EXERCISE – State how many lines in the records below contain the string "element". Reply with the number alone.

[Collected data entries]

======

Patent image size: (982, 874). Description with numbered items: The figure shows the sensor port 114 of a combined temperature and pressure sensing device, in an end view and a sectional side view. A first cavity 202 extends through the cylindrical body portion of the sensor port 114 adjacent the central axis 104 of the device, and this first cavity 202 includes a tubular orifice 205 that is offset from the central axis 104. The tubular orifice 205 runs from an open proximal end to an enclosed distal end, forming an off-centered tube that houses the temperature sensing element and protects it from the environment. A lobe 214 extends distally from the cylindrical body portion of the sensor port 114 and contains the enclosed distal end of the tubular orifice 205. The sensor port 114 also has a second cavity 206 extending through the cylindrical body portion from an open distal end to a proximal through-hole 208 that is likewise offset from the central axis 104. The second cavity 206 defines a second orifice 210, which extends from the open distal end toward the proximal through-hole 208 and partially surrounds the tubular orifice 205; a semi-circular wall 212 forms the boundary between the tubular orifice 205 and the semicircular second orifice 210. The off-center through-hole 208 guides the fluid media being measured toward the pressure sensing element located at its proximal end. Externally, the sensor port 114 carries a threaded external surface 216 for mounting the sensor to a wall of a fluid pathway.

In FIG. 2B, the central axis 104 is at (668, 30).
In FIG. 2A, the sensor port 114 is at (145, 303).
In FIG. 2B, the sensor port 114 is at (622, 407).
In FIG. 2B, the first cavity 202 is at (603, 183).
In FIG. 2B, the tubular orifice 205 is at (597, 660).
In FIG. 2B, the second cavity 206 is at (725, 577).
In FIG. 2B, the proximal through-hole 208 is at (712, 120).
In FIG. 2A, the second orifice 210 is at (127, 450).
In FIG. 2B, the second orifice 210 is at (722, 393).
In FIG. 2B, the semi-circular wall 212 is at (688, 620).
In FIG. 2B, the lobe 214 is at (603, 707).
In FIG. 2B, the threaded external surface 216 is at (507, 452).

======

CORRECT OUTPUT – 1